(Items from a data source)
==*==

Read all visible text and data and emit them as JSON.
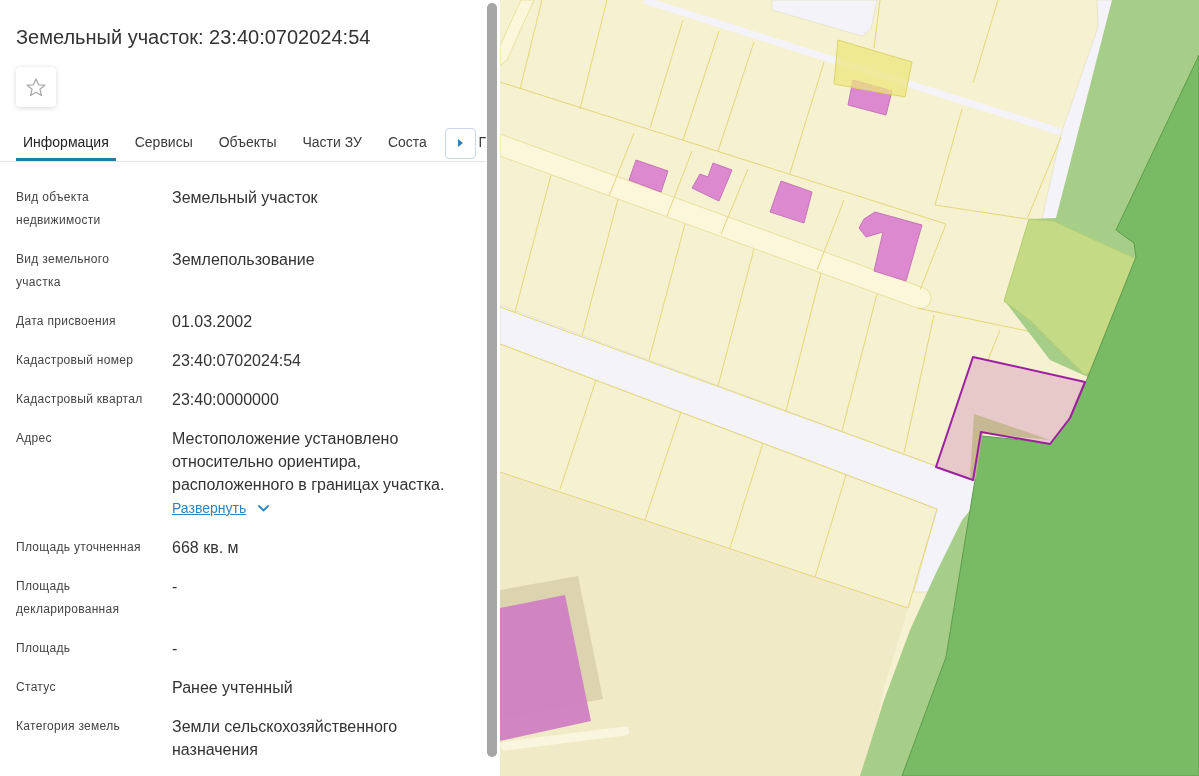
{
  "title": "Земельный участок: 23:40:0702024:54",
  "favorite": false,
  "tabs": [
    {
      "label": "Информация",
      "selected": true
    },
    {
      "label": "Сервисы",
      "selected": false
    },
    {
      "label": "Объекты",
      "selected": false
    },
    {
      "label": "Части ЗУ",
      "selected": false
    },
    {
      "label": "Соста",
      "selected": false
    },
    {
      "label": "Г",
      "selected": false
    }
  ],
  "fields": [
    {
      "label": "Вид объекта недвижимости",
      "value": "Земельный участок"
    },
    {
      "label": "Вид земельного участка",
      "value": "Землепользование"
    },
    {
      "label": "Дата присвоения",
      "value": "01.03.2002"
    },
    {
      "label": "Кадастровый номер",
      "value": "23:40:0702024:54"
    },
    {
      "label": "Кадастровый квартал",
      "value": "23:40:0000000"
    },
    {
      "label": "Адрес",
      "value": "Местоположение установлено относительно ориентира, расположенного в границах участка.",
      "link": {
        "label": "Развернуть",
        "expanded": false
      }
    },
    {
      "label": "Площадь уточненная",
      "value": "668 кв. м"
    },
    {
      "label": "Площадь декларированная",
      "value": "-"
    },
    {
      "label": "Площадь",
      "value": "-"
    },
    {
      "label": "Статус",
      "value": "Ранее учтенный"
    },
    {
      "label": "Категория земель",
      "value": "Земли сельскохозяйственного назначения"
    }
  ]
}
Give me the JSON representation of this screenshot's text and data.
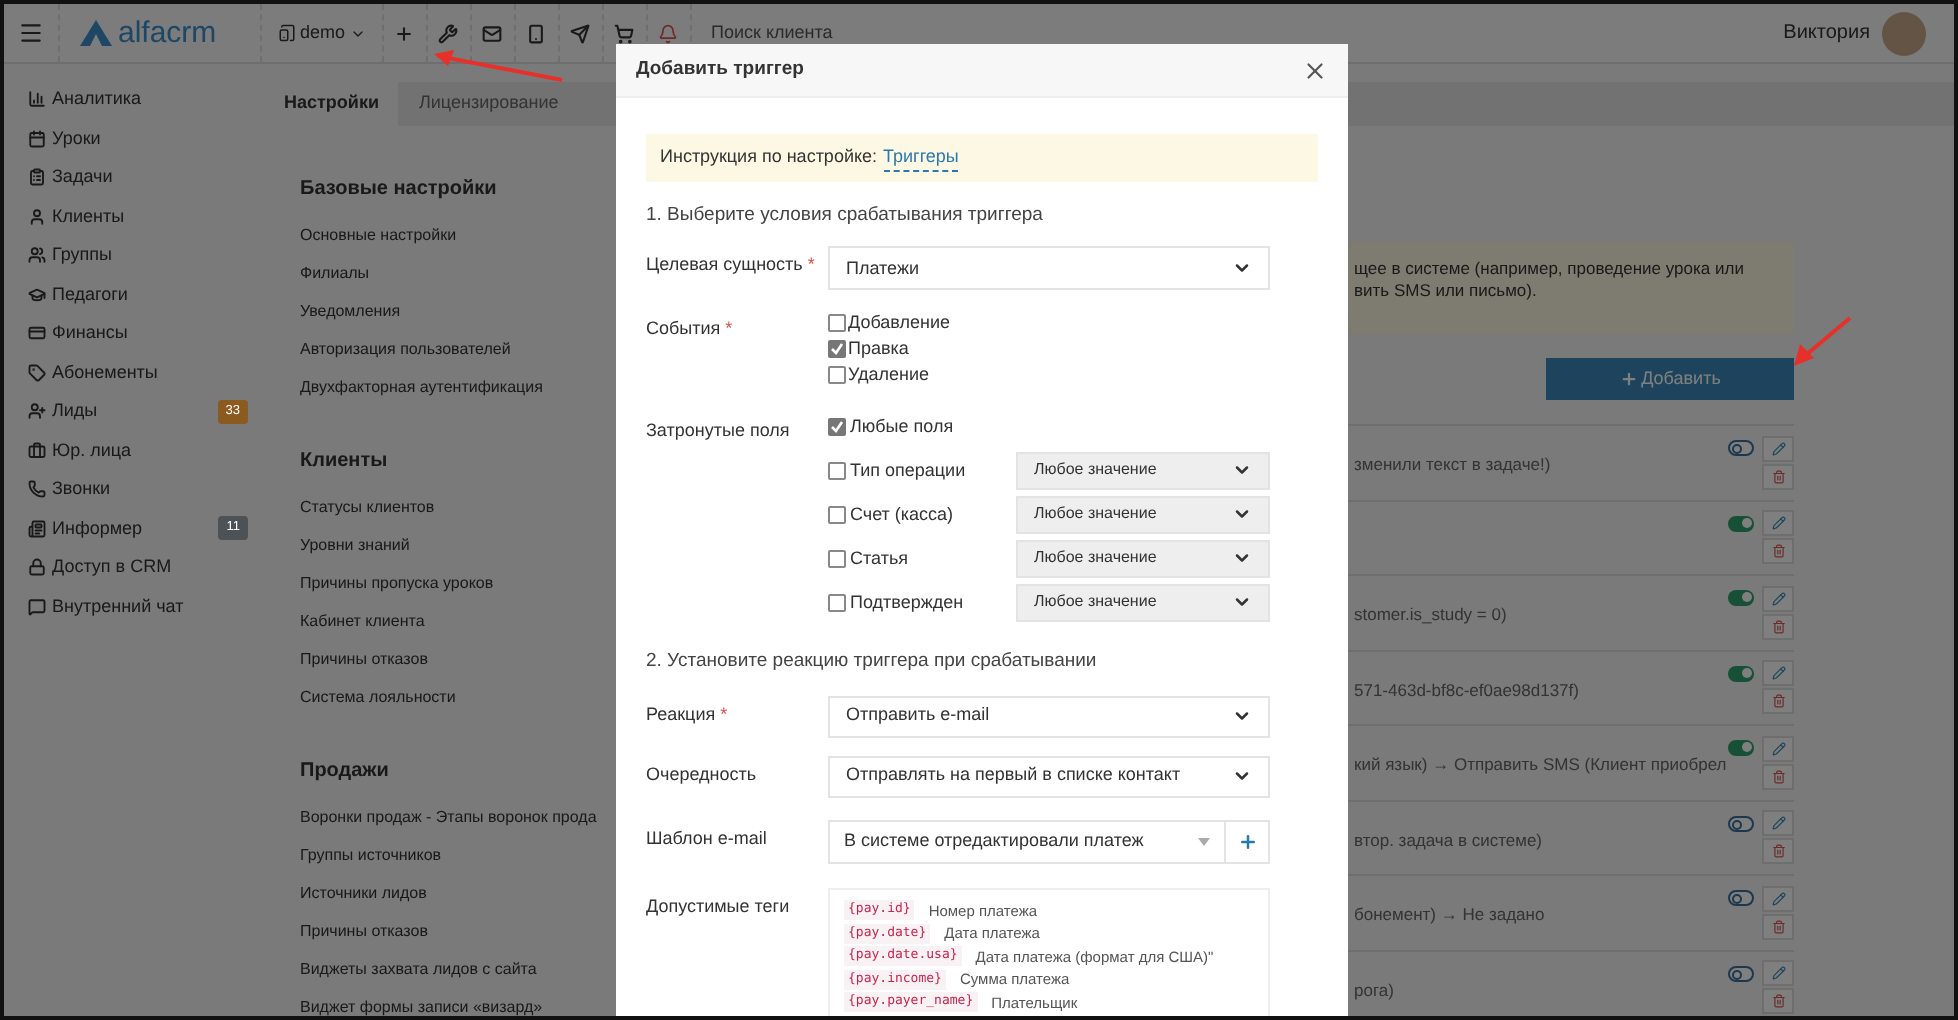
{
  "header": {
    "logo": "alfacrm",
    "branch": "demo",
    "search_placeholder": "Поиск клиента",
    "user": "Виктория"
  },
  "sidebar": {
    "items": [
      {
        "label": "Аналитика"
      },
      {
        "label": "Уроки"
      },
      {
        "label": "Задачи"
      },
      {
        "label": "Клиенты"
      },
      {
        "label": "Группы"
      },
      {
        "label": "Педагоги"
      },
      {
        "label": "Финансы"
      },
      {
        "label": "Абонементы"
      },
      {
        "label": "Лиды",
        "badge": "33",
        "color": "#8a5a1f"
      },
      {
        "label": "Юр. лица"
      },
      {
        "label": "Звонки"
      },
      {
        "label": "Информер",
        "badge": "11",
        "color": "#4d5257"
      },
      {
        "label": "Доступ в CRM"
      },
      {
        "label": "Внутренний чат"
      }
    ]
  },
  "tabs": [
    {
      "label": "Настройки",
      "selected": true
    },
    {
      "label": "Лицензирование",
      "selected": false
    }
  ],
  "settings_sections": [
    {
      "title": "Базовые настройки",
      "items": [
        "Основные настройки",
        "Филиалы",
        "Уведомления",
        "Авторизация пользователей",
        "Двухфакторная аутентификация"
      ]
    },
    {
      "title": "Клиенты",
      "items": [
        "Статусы клиентов",
        "Уровни знаний",
        "Причины пропуска уроков",
        "Кабинет клиента",
        "Причины отказов",
        "Система лояльности"
      ]
    },
    {
      "title": "Продажи",
      "items": [
        "Воронки продаж - Этапы воронок прода",
        "Группы источников",
        "Источники лидов",
        "Причины отказов",
        "Виджеты захвата лидов с сайта",
        "Виджет формы записи «визард»"
      ]
    }
  ],
  "info_banner": {
    "lines": [
      "щее в системе (например, проведение урока или",
      "вить SMS или письмо)."
    ]
  },
  "add_button": "Добавить",
  "triggers": [
    {
      "text": "зменили текст в задаче!)",
      "on": false
    },
    {
      "on": true
    },
    {
      "text": "stomer.is_study = 0)",
      "on": true
    },
    {
      "text": "571-463d-bf8c-ef0ae98d137f)",
      "on": true
    },
    {
      "text": "кий язык) → Отправить SMS (Клиент приобрел",
      "on": true
    },
    {
      "text": "втор. задача в системе)",
      "on": false
    },
    {
      "text": "бонемент) → Не задано",
      "on": false
    },
    {
      "text": "рога)",
      "on": false
    }
  ],
  "modal": {
    "title": "Добавить триггер",
    "instruction": {
      "label": "Инструкция по настройке:",
      "link": "Триггеры"
    },
    "section_1": "1. Выберите условия срабатывания триггера",
    "target": {
      "label": "Целевая сущность",
      "mark": "*",
      "value": "Платежи"
    },
    "events": {
      "label": "События",
      "mark": "*",
      "options": [
        {
          "label": "Добавление",
          "checked": false
        },
        {
          "label": "Правка",
          "checked": true
        },
        {
          "label": "Удаление",
          "checked": false
        }
      ]
    },
    "affected": {
      "label": "Затронутые поля",
      "any": {
        "label": "Любые поля",
        "checked": true
      },
      "fields": [
        {
          "label": "Тип операции",
          "checked": false,
          "value": "Любое значение"
        },
        {
          "label": "Счет (касса)",
          "checked": false,
          "value": "Любое значение"
        },
        {
          "label": "Статья",
          "checked": false,
          "value": "Любое значение"
        },
        {
          "label": "Подтвержден",
          "checked": false,
          "value": "Любое значение"
        }
      ]
    },
    "section_2": "2. Установите реакцию триггера при срабатывании",
    "reaction": {
      "label": "Реакция",
      "mark": "*",
      "value": "Отправить e-mail"
    },
    "order": {
      "label": "Очередность",
      "value": "Отправлять на первый в списке контакт"
    },
    "template": {
      "label": "Шаблон e-mail",
      "value": "В системе отредактировали платеж"
    },
    "tags": {
      "label": "Допустимые теги",
      "items": [
        {
          "tag": "{pay.id}",
          "description": "Номер платежа"
        },
        {
          "tag": "{pay.date}",
          "description": "Дата платежа"
        },
        {
          "tag": "{pay.date.usa}",
          "description": "Дата платежа (формат для США)\""
        },
        {
          "tag": "{pay.income}",
          "description": "Сумма платежа"
        },
        {
          "tag": "{pay.payer_name}",
          "description": "Плательщик"
        }
      ]
    }
  }
}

==*==

Pull every line holding "Дата" out of the records.

* _Finished answer_
      "label": "Дата присвоения",
          "description": "Дата платежа"
          "description": "Дата платежа (формат для США)\""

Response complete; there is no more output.